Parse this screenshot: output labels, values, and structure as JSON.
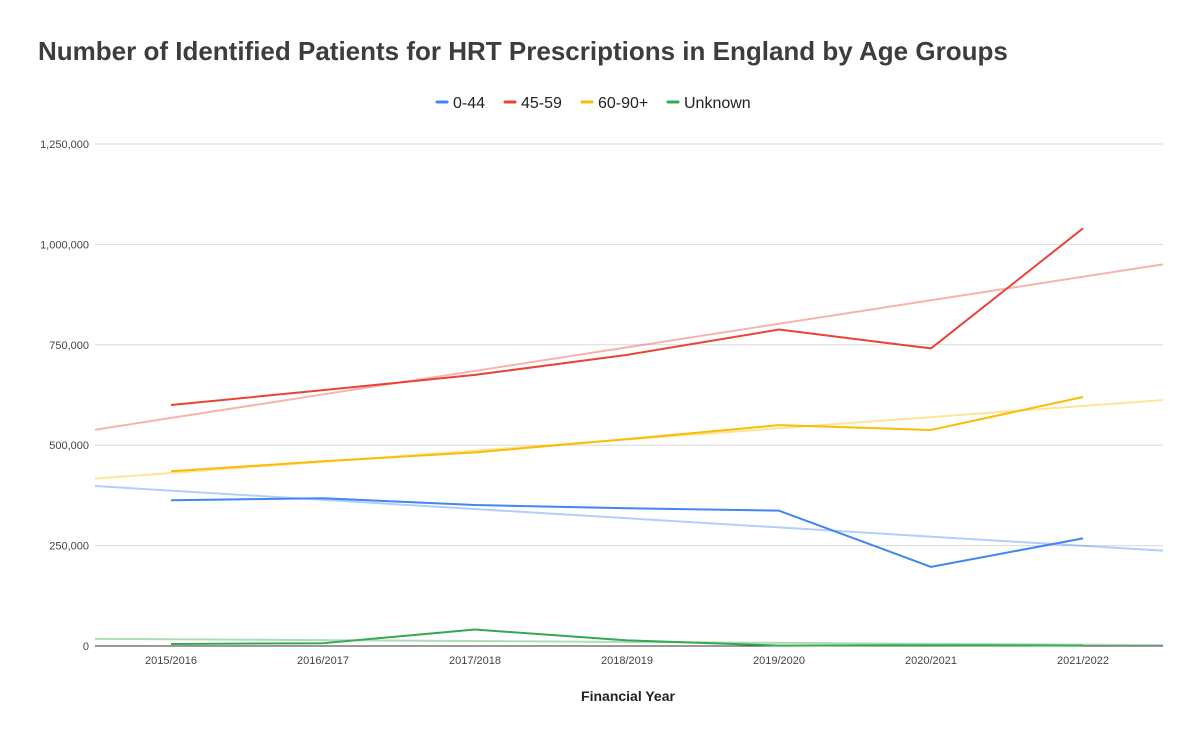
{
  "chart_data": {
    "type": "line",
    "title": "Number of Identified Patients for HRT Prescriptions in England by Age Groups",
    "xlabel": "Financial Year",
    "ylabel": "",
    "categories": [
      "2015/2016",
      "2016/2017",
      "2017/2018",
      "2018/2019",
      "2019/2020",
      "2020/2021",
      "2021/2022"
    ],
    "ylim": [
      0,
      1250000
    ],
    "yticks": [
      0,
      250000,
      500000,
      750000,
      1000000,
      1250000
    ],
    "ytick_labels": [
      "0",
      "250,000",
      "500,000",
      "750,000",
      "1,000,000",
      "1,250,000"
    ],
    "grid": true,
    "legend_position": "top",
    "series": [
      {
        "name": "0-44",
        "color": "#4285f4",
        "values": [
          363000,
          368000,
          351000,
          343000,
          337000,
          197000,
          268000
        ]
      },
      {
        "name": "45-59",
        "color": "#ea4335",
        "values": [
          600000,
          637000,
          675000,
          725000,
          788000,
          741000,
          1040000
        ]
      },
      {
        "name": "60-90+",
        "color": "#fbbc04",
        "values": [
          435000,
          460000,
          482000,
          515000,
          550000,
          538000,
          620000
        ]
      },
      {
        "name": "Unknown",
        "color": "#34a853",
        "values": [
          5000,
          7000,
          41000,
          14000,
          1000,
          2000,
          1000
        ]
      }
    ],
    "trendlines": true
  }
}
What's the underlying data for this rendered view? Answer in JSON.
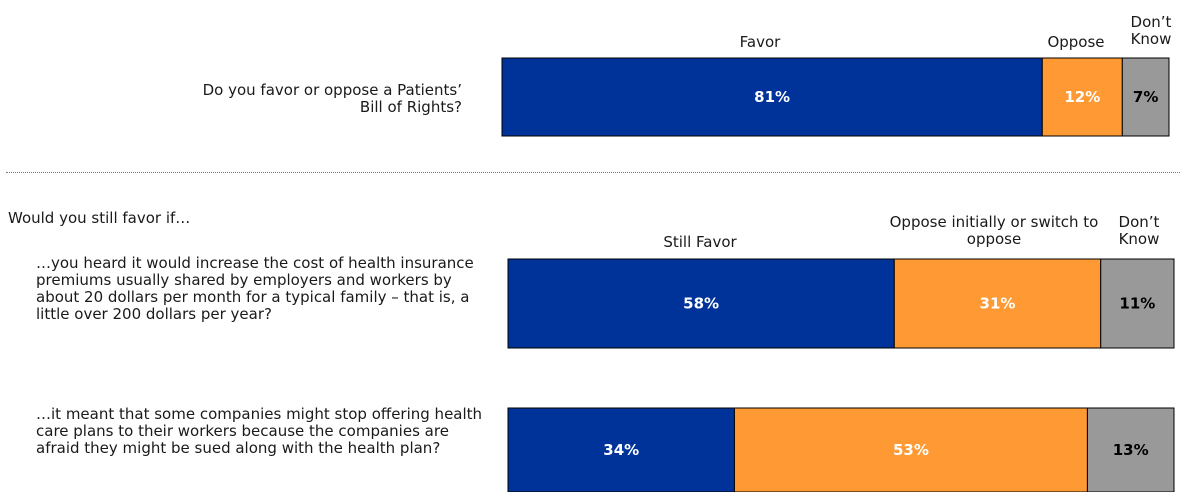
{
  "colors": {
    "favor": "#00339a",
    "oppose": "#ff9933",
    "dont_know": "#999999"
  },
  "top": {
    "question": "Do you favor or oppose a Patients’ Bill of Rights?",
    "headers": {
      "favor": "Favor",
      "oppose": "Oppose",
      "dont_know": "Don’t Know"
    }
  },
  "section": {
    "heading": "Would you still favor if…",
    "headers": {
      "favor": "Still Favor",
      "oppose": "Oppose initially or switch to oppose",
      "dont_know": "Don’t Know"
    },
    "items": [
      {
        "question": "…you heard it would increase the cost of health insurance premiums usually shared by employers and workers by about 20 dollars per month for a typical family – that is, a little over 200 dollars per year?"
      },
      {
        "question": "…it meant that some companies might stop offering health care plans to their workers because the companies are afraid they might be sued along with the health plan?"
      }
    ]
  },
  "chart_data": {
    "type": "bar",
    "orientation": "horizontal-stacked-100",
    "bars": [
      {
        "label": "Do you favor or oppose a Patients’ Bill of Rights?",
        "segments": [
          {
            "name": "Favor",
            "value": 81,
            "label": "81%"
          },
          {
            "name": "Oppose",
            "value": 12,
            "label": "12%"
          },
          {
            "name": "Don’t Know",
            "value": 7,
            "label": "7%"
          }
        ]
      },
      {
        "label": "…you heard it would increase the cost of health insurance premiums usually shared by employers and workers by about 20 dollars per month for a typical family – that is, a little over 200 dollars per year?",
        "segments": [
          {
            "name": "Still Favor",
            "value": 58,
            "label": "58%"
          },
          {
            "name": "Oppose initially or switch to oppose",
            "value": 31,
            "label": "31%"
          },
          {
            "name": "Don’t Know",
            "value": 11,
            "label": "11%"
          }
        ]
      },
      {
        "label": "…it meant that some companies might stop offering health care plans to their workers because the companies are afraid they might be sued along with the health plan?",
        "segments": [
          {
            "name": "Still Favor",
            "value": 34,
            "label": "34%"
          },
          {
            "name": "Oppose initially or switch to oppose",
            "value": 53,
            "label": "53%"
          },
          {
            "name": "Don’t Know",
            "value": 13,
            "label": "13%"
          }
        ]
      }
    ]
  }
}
━━━━
**Exercise directions:** When a line contains the string "companies", copy it from the records.

**Response to the task:**
        "question": "…it meant that some companies might stop offering health care plans to their workers because the companies are afraid they might be sued along with the health plan?"
        "label": "…it meant that some companies might stop offering health care plans to their workers because the companies are afraid they might be sued along with the health plan?",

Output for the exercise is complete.